▶ Items:
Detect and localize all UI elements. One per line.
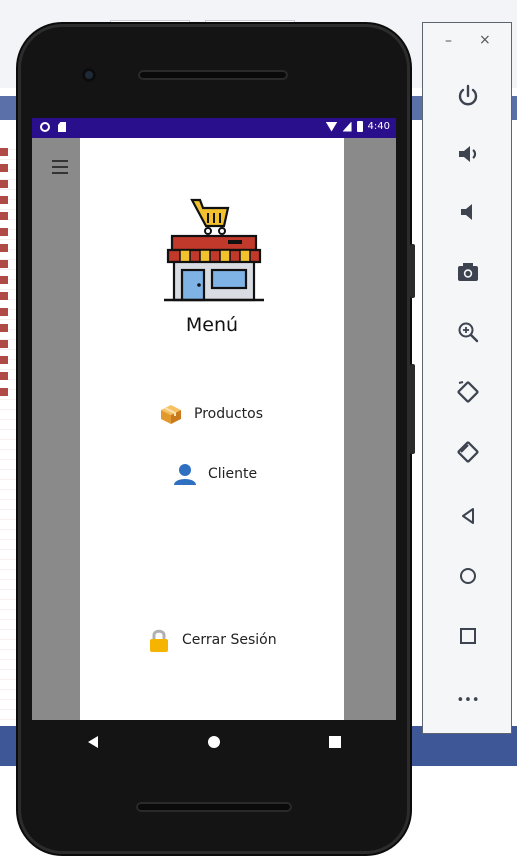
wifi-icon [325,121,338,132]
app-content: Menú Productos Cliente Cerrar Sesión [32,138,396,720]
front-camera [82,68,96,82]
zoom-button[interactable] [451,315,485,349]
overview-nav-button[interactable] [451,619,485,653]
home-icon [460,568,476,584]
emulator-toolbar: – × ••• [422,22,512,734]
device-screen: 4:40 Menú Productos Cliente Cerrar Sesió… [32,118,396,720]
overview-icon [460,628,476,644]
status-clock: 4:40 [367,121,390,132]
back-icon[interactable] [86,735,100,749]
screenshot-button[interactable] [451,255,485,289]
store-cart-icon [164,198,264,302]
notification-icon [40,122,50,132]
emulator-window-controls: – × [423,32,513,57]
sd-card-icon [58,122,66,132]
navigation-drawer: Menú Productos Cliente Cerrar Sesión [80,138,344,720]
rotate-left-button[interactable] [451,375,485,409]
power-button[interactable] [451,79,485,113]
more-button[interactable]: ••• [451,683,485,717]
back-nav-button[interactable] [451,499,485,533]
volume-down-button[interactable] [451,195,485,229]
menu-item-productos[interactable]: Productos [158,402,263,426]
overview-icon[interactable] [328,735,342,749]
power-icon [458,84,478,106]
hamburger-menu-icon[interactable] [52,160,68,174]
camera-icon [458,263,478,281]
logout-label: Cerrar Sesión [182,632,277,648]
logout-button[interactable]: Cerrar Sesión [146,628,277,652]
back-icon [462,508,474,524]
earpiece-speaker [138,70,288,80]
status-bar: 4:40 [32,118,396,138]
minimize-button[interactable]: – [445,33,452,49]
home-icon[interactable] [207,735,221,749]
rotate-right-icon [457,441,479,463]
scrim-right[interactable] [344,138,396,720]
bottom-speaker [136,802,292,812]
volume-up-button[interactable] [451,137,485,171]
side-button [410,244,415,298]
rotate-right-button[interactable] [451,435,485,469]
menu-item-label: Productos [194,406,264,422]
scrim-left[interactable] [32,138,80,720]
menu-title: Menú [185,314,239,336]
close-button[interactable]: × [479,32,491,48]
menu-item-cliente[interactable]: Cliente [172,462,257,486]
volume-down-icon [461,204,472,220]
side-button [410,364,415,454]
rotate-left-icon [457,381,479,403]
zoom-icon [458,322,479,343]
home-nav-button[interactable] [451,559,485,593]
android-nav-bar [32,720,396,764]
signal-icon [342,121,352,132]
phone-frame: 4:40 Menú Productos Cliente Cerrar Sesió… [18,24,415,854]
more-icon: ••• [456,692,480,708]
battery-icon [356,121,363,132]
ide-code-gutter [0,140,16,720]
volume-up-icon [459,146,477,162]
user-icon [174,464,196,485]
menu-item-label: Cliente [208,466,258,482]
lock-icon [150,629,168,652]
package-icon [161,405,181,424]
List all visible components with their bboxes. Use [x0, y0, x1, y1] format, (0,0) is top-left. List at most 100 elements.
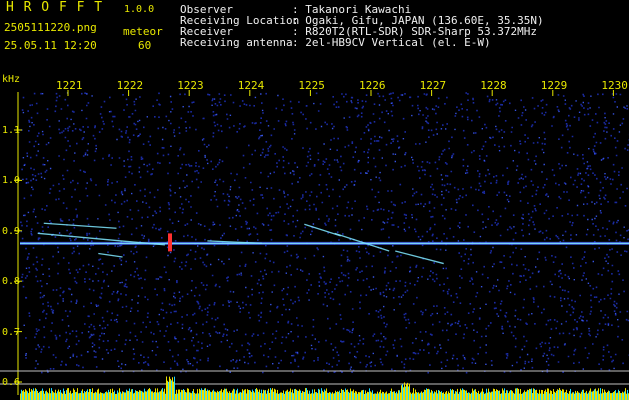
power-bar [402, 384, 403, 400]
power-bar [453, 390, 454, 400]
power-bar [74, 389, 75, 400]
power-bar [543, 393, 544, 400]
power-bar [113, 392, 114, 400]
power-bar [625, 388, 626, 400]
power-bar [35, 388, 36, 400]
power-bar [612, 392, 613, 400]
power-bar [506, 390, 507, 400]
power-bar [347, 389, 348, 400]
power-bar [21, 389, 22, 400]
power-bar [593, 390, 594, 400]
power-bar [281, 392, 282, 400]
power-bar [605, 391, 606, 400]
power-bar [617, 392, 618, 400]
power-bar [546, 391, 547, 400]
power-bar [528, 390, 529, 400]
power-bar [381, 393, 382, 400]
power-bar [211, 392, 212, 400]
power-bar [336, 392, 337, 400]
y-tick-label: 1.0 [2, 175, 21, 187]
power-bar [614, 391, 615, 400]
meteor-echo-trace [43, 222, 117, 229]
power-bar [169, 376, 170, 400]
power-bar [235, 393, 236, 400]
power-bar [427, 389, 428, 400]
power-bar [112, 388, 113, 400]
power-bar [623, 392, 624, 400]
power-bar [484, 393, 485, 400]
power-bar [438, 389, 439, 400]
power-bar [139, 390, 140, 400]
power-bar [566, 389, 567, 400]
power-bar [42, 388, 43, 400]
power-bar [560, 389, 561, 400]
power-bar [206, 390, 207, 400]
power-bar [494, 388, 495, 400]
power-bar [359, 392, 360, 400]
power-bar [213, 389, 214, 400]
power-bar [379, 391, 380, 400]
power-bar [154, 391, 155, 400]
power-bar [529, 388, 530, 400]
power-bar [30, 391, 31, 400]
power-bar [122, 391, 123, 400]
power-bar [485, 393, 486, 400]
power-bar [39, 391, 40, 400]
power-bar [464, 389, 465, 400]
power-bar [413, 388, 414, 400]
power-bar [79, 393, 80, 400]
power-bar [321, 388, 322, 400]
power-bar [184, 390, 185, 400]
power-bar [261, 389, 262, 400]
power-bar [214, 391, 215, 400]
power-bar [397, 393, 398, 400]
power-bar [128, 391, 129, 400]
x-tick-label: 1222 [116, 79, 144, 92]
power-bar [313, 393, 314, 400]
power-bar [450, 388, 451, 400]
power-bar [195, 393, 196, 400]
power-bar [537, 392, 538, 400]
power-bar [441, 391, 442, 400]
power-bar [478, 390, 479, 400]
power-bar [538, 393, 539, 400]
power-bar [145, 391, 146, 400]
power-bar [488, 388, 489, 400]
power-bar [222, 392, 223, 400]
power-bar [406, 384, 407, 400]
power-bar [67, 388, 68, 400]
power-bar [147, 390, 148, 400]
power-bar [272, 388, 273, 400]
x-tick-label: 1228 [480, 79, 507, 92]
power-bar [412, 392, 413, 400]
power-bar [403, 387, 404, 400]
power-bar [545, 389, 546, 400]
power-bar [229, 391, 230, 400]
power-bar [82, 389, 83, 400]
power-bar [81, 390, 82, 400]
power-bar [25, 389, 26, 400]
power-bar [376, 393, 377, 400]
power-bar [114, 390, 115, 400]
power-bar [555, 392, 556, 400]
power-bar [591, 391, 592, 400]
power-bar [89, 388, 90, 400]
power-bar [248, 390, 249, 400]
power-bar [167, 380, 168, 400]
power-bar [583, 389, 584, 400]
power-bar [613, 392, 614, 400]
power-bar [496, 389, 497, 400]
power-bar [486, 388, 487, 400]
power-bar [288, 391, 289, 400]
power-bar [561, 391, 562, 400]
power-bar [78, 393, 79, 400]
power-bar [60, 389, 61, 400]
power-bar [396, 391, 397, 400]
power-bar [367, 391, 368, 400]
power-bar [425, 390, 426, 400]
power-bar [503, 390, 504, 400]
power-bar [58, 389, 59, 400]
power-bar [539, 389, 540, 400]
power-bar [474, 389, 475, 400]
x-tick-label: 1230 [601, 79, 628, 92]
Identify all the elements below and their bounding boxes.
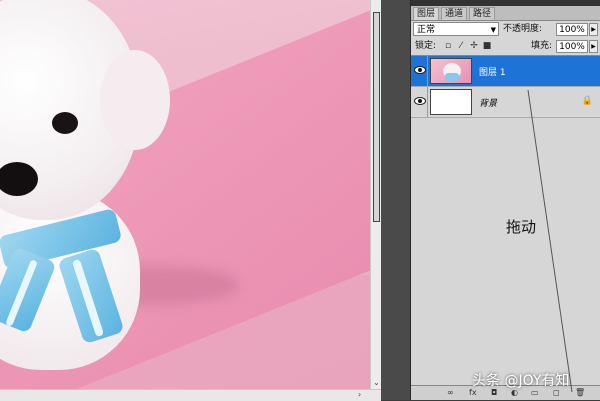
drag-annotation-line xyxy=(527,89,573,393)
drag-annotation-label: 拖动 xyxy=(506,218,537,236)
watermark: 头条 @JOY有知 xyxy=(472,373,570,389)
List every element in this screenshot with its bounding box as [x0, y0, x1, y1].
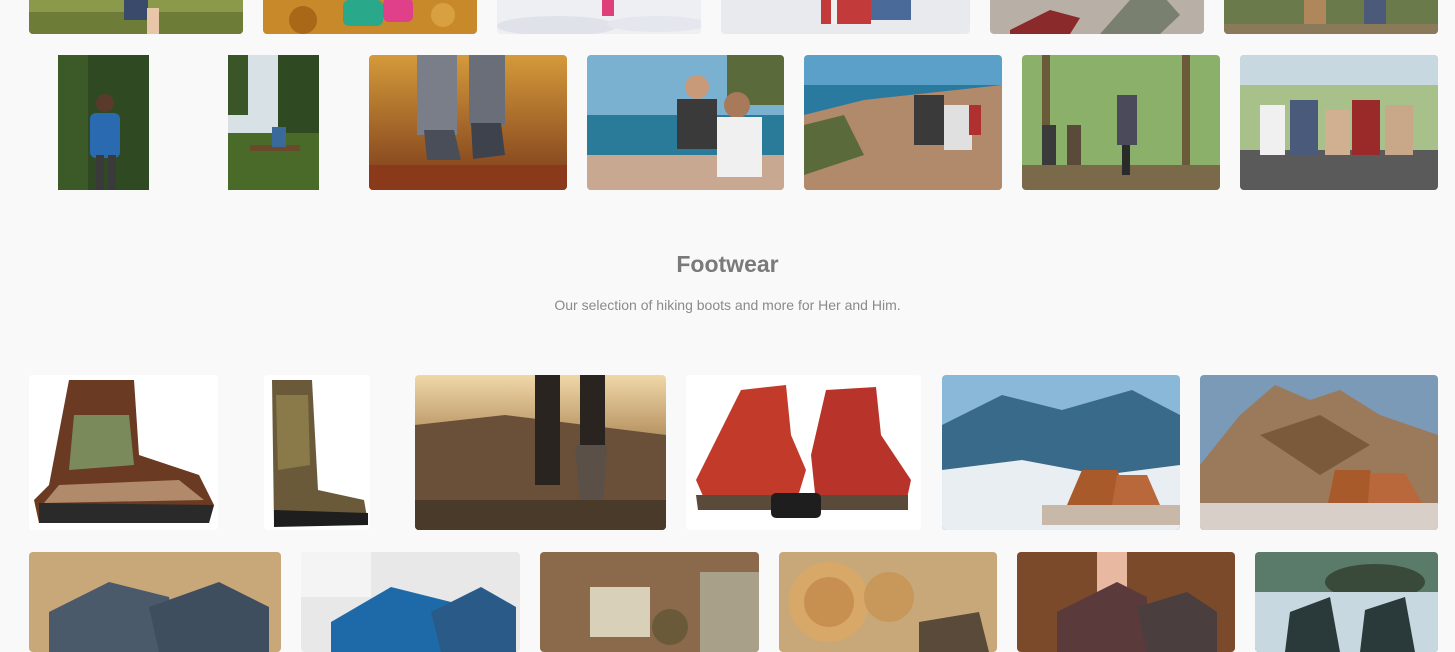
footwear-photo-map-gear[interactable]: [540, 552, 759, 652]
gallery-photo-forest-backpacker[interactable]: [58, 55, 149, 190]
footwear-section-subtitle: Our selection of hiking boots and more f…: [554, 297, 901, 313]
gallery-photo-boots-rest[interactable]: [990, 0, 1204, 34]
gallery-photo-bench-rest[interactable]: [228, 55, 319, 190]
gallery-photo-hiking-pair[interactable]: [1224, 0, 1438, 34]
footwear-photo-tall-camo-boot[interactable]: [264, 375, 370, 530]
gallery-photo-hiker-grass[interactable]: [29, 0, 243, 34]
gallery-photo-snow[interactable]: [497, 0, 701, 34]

▶ Exercise brief: Switch "gallery" to "album" in the rows running from the line with "footwear-photo-map-gear[interactable]: [540, 552, 759, 652]" through the end of the rows, and give those lines again with nothing else changed.

▶ Solution to this task:
footwear-photo-map-gear[interactable]: [540, 552, 759, 652]
album-photo-forest-backpacker[interactable]: [58, 55, 149, 190]
footwear-section-subtitle: Our selection of hiking boots and more f…: [554, 297, 901, 313]
album-photo-boots-rest[interactable]: [990, 0, 1204, 34]
album-photo-bench-rest[interactable]: [228, 55, 319, 190]
album-photo-hiking-pair[interactable]: [1224, 0, 1438, 34]
footwear-photo-tall-camo-boot[interactable]: [264, 375, 370, 530]
album-photo-hiker-grass[interactable]: [29, 0, 243, 34]
album-photo-snow[interactable]: [497, 0, 701, 34]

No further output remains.